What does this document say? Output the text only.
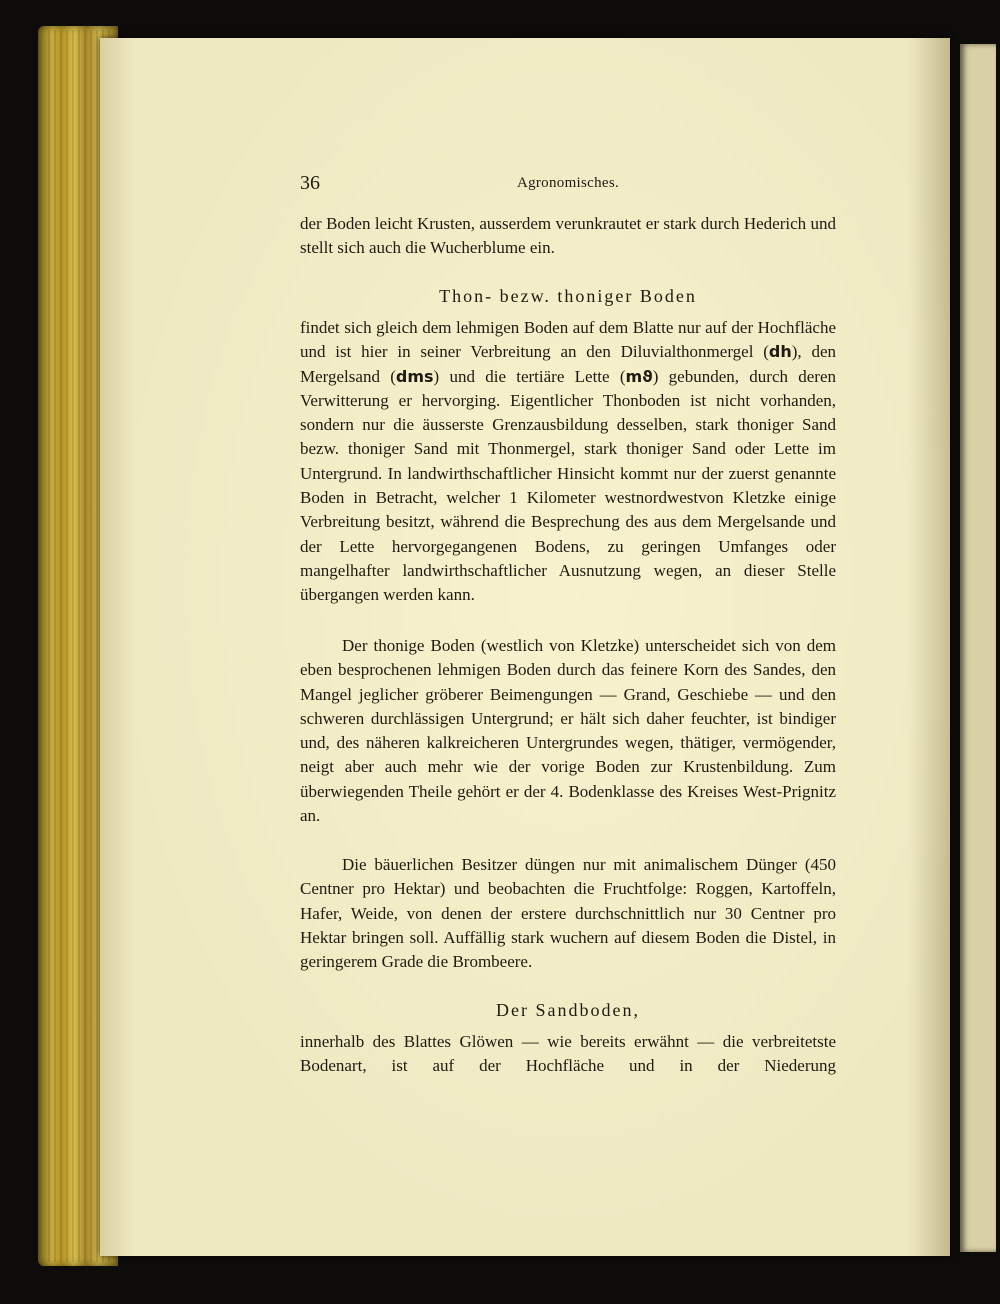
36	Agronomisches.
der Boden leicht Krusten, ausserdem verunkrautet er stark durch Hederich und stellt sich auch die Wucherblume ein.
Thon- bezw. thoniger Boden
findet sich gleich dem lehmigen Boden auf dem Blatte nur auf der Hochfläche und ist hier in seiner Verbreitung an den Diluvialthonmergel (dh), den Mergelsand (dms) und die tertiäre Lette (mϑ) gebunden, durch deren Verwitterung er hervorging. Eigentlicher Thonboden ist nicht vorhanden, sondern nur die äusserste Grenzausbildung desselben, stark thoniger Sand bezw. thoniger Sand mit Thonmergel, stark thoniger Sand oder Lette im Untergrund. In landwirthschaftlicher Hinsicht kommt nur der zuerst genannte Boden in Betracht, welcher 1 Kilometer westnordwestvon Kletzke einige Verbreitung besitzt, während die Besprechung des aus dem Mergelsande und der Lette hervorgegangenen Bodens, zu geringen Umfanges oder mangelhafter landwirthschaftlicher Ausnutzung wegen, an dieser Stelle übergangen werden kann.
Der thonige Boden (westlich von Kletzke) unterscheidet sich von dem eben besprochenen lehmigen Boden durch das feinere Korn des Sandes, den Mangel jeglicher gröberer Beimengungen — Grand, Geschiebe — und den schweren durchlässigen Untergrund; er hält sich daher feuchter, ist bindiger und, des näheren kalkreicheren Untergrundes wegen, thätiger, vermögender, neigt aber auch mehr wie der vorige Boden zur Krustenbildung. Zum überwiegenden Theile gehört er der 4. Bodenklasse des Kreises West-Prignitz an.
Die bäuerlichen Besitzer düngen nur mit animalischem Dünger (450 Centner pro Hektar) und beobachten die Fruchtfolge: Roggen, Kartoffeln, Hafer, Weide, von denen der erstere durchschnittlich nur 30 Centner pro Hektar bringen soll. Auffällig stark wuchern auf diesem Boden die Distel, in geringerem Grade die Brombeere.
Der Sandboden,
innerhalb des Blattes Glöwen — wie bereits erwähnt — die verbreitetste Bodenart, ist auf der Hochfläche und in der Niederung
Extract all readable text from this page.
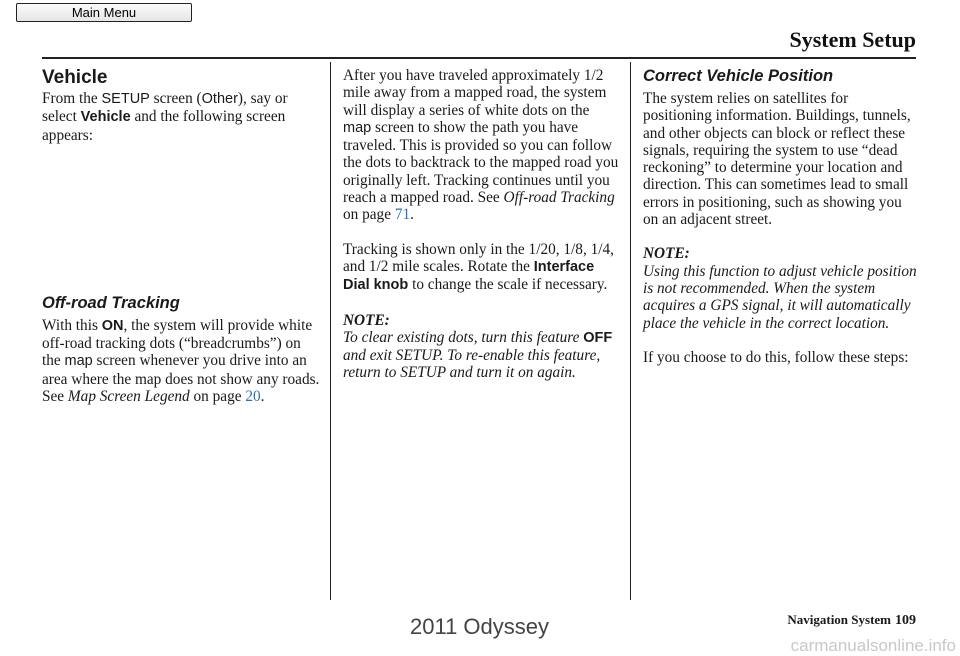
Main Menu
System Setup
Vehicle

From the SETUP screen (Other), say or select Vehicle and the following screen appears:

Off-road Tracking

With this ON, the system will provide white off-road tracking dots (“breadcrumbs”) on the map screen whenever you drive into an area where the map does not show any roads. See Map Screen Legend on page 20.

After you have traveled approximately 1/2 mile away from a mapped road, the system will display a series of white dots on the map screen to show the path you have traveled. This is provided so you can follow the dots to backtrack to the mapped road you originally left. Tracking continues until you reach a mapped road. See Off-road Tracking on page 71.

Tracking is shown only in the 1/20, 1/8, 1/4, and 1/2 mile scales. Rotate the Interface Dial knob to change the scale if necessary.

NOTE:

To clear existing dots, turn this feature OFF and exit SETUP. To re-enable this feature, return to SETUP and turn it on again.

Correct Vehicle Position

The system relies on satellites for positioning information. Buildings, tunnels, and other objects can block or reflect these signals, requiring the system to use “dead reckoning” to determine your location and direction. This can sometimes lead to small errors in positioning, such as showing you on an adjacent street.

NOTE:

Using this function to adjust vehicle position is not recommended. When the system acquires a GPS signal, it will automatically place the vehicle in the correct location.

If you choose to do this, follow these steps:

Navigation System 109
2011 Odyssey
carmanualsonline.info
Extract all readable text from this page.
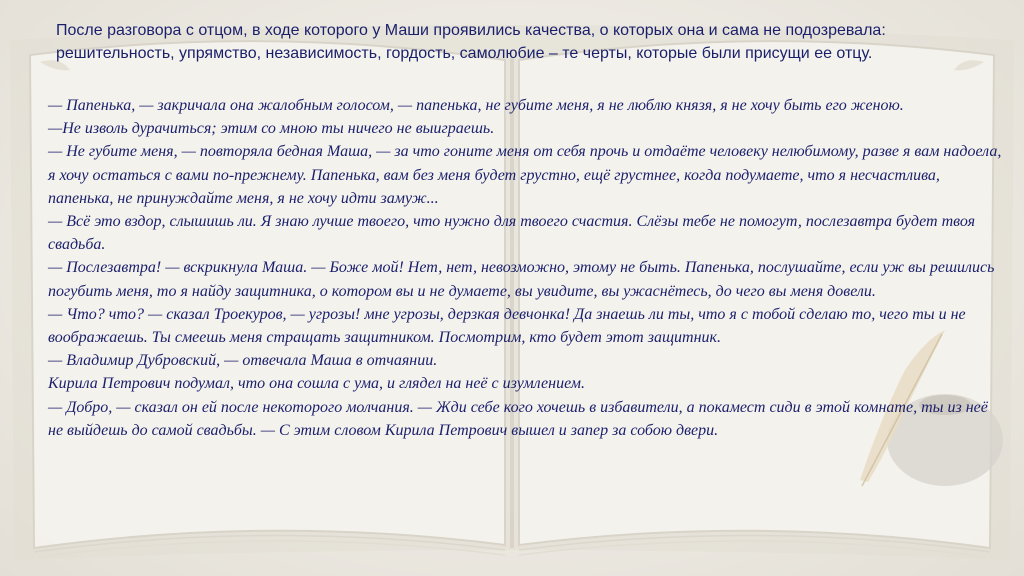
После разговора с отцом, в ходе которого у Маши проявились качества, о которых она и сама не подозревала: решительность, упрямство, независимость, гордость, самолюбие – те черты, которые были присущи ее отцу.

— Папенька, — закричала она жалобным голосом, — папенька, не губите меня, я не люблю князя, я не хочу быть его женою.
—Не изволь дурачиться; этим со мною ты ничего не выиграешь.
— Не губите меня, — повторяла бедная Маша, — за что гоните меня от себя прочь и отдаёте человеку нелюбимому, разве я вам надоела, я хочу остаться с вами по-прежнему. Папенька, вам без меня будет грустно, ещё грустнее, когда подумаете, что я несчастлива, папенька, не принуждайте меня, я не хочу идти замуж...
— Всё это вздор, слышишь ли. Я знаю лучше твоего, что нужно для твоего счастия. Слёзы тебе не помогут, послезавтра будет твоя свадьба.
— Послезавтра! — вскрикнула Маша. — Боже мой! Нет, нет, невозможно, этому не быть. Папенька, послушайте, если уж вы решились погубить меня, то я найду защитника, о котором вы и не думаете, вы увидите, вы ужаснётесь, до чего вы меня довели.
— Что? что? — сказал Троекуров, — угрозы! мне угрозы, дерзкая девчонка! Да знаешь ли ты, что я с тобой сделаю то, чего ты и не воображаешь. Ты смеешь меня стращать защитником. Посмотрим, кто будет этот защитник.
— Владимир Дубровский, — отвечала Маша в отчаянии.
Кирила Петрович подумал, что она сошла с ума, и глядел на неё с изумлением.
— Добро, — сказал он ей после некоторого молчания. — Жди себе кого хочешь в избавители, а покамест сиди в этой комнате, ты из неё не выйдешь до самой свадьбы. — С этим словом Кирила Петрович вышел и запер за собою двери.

• • • • • • •

▶ _Exercise goal_
Of the lines above, how many contain the word "road"? Provide the number and nothing else.

▶ _Solution to this exercise_
3